▸ Verilen görev 1
Che Guevara hakkındaki alıntıya göre fotoğraftaki ufak çocuk kimdir?

Bu
bakışta aşina olduğumuz bir şeyler var. Omzunda küçük bir çocuğu taşıyan bu
adamın gözlerinde güçlü bir kararlılık söz konusu. Bu takım elbiseli, kravatlı
adamın on yıl sonra askerî gücü ve Marksist devrimci coşkusu ile övgülere
mazhar olan, Castro’nun Küba’da öncülük ettiği isyanın bir kahramanı olacağına
inanmak pek zor. 1967’de ABD destekli Bolivya ordusu tarafından öldürülmesinden
sonra, Alberto Korda’nın çektiği, üzerinde kızıl yıldız bulunan beresi ile o
sakallı isyancıya ait fotoğrafın da sayesinde Ernesto “Che” Guevara, solun
Mesihvari bir efsanesi hâline geldi.
Fotoğraftaki
ufak çocuk, Che’nin en küçük kardeşi Juan Martin Guevara. Ağabeyinin ölümünden
elli yıl sonra hatıratını kaleme alan Juan’ın amacı,
“bu efsaneyle mücadele
etmek ve ağabeyine insanî bir yüz kazandırmak, onun bir insan olduğunu ortaya
koymak. Onu o kaideden indirmek gerek. […] O olsa, puta dönüştürülmüş olmaktan
nefret ederdi. […] Önemli olan, onu normal, hatta sıradan bir insan olarak yola
koyulduğunu, sonradan onun başkalarının taklit ettiği istisnaî bir kişiye
dönüştüğünü görmek önemli.”

▸ Verilen görev 2
Aşağıdaki kayıtlarda "cell-duration-range-4: 58.22–87.46 —" ifadesini içeren satırdan başlayıp "cell-coverage-mean-4: 14.26 (5.49)" ifadesini içeren satırla biten satırları hiç değiştirmeden yeniden yazın.

▸ Sağlanan bilgiler
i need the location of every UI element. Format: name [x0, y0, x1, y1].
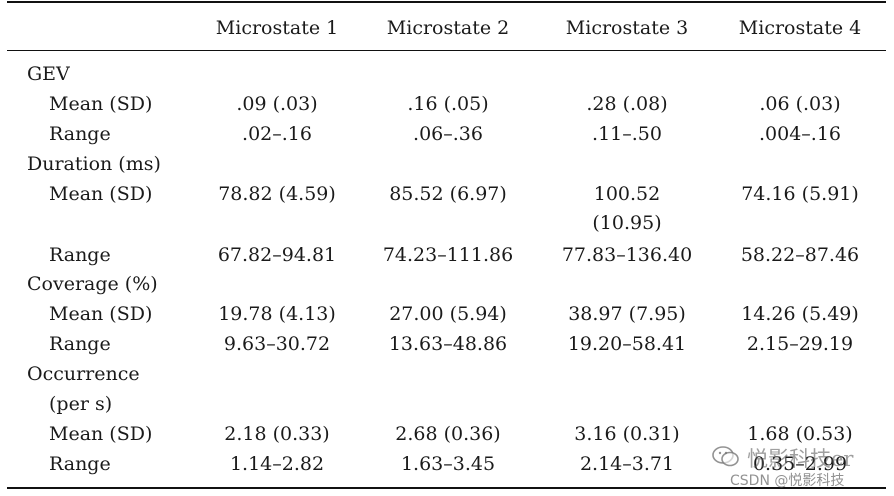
cell-duration-range-4: 58.22–87.46 — [740, 244, 860, 266]
cell-occurrence-mean-2: 2.68 (0.36) — [395, 423, 501, 445]
cell-gev-range-2: .06–.36 — [413, 123, 483, 145]
table-bottom-rule — [7, 487, 886, 489]
row-label-gev-mean: Mean (SD) — [49, 93, 153, 115]
cell-duration-range-1: 67.82–94.81 — [217, 244, 337, 266]
cell-duration-range-3: 77.83–136.40 — [561, 244, 693, 266]
table-top-rule — [7, 1, 886, 3]
section-label-occurrence: Occurrence — [27, 363, 140, 385]
cell-occurrence-range-4: 0.35–2.99 — [752, 453, 848, 475]
cell-occurrence-range-3: 2.14–3.71 — [579, 453, 675, 475]
watermark-brand-suffix: er — [831, 447, 854, 471]
cell-coverage-mean-1: 19.78 (4.13) — [218, 303, 336, 325]
cell-gev-mean-4: .06 (.03) — [759, 93, 841, 115]
cell-gev-mean-3: .28 (.08) — [586, 93, 668, 115]
section-label-duration: Duration (ms) — [27, 153, 161, 175]
row-label-duration-range: Range — [49, 244, 111, 266]
cell-duration-mean-4: 74.16 (5.91) — [741, 183, 859, 205]
row-label-occurrence-range: Range — [49, 453, 111, 475]
cell-gev-mean-1: .09 (.03) — [236, 93, 318, 115]
watermark-csdn: CSDN @悦影科技 — [730, 473, 845, 489]
cell-occurrence-range-2: 1.63–3.45 — [400, 453, 496, 475]
row-label-coverage-mean: Mean (SD) — [49, 303, 153, 325]
cell-duration-range-2: 74.23–111.86 — [382, 244, 514, 266]
cell-coverage-range-4: 2.15–29.19 — [746, 333, 854, 355]
cell-coverage-range-3: 19.20–58.41 — [567, 333, 687, 355]
cell-duration-mean-3: 100.52 — [593, 183, 661, 205]
cell-duration-mean-1: 78.82 (4.59) — [218, 183, 336, 205]
cell-coverage-range-2: 13.63–48.86 — [388, 333, 508, 355]
row-label-occurrence-mean: Mean (SD) — [49, 423, 153, 445]
row-label-coverage-range: Range — [49, 333, 111, 355]
cell-occurrence-mean-4: 1.68 (0.53) — [747, 423, 853, 445]
cell-duration-mean-2: 85.52 (6.97) — [389, 183, 507, 205]
section-label-gev: GEV — [27, 63, 70, 85]
cell-coverage-mean-4: 14.26 (5.49) — [741, 303, 859, 325]
section-label-coverage: Coverage (%) — [27, 273, 158, 295]
row-label-gev-range: Range — [49, 123, 111, 145]
cell-coverage-mean-2: 27.00 (5.94) — [389, 303, 507, 325]
cell-coverage-mean-3: 38.97 (7.95) — [568, 303, 686, 325]
watermark-brand: 悦影科技er — [747, 443, 853, 473]
cell-occurrence-mean-3: 3.16 (0.31) — [574, 423, 680, 445]
cell-gev-mean-2: .16 (.05) — [407, 93, 489, 115]
cell-gev-range-3: .11–.50 — [592, 123, 662, 145]
table-header-rule — [7, 50, 886, 51]
section-label-occurrence-line2: (per s) — [49, 393, 113, 415]
cell-gev-range-1: .02–.16 — [242, 123, 312, 145]
column-header-microstate-2: Microstate 2 — [386, 17, 510, 39]
cell-gev-range-4: .004–.16 — [758, 123, 842, 145]
row-label-duration-mean: Mean (SD) — [49, 183, 153, 205]
watermark-brand-text: 悦影科技 — [747, 447, 831, 471]
wechat-logo-icon — [712, 446, 739, 467]
column-header-microstate-3: Microstate 3 — [565, 17, 689, 39]
column-header-microstate-1: Microstate 1 — [215, 17, 339, 39]
cell-coverage-range-1: 9.63–30.72 — [223, 333, 331, 355]
cell-duration-mean-3-line2: (10.95) — [592, 212, 662, 234]
column-header-microstate-4: Microstate 4 — [738, 17, 862, 39]
cell-occurrence-range-1: 1.14–2.82 — [229, 453, 325, 475]
cell-occurrence-mean-1: 2.18 (0.33) — [224, 423, 330, 445]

▸ Beklenen çıktı 1
Che'nin en küçük kardeşi Juan Martin Guevara.

▸ Beklenen çıktı 2
cell-duration-range-4: 58.22–87.46 — [740, 244, 860, 266]
cell-occurrence-mean-2: 2.68 (0.36) — [395, 423, 501, 445]
cell-gev-range-2: .06–.36 — [413, 123, 483, 145]
table-bottom-rule — [7, 487, 886, 489]
row-label-gev-mean: Mean (SD) — [49, 93, 153, 115]
cell-duration-range-1: 67.82–94.81 — [217, 244, 337, 266]
cell-duration-range-3: 77.83–136.40 — [561, 244, 693, 266]
table-top-rule — [7, 1, 886, 3]
section-label-occurrence: Occurrence — [27, 363, 140, 385]
cell-occurrence-range-4: 0.35–2.99 — [752, 453, 848, 475]
cell-occurrence-range-3: 2.14–3.71 — [579, 453, 675, 475]
watermark-brand-suffix: er — [831, 447, 854, 471]
cell-coverage-mean-1: 19.78 (4.13) — [218, 303, 336, 325]
cell-gev-mean-4: .06 (.03) — [759, 93, 841, 115]
cell-gev-mean-3: .28 (.08) — [586, 93, 668, 115]
section-label-duration: Duration (ms) — [27, 153, 161, 175]
row-label-duration-range: Range — [49, 244, 111, 266]
cell-duration-mean-4: 74.16 (5.91) — [741, 183, 859, 205]
row-label-occurrence-range: Range — [49, 453, 111, 475]
cell-gev-mean-1: .09 (.03) — [236, 93, 318, 115]
watermark-csdn: CSDN @悦影科技 — [730, 473, 845, 489]
cell-occurrence-range-2: 1.63–3.45 — [400, 453, 496, 475]
row-label-coverage-mean: Mean (SD) — [49, 303, 153, 325]
cell-duration-range-2: 74.23–111.86 — [382, 244, 514, 266]
cell-coverage-range-4: 2.15–29.19 — [746, 333, 854, 355]
cell-coverage-range-3: 19.20–58.41 — [567, 333, 687, 355]
cell-duration-mean-3: 100.52 — [593, 183, 661, 205]
cell-duration-mean-1: 78.82 (4.59) — [218, 183, 336, 205]
cell-coverage-range-2: 13.63–48.86 — [388, 333, 508, 355]
row-label-occurrence-mean: Mean (SD) — [49, 423, 153, 445]
row-label-coverage-range: Range — [49, 333, 111, 355]
cell-occurrence-mean-4: 1.68 (0.53) — [747, 423, 853, 445]
cell-duration-mean-2: 85.52 (6.97) — [389, 183, 507, 205]
section-label-gev: GEV — [27, 63, 70, 85]
cell-coverage-mean-4: 14.26 (5.49) — [741, 303, 859, 325]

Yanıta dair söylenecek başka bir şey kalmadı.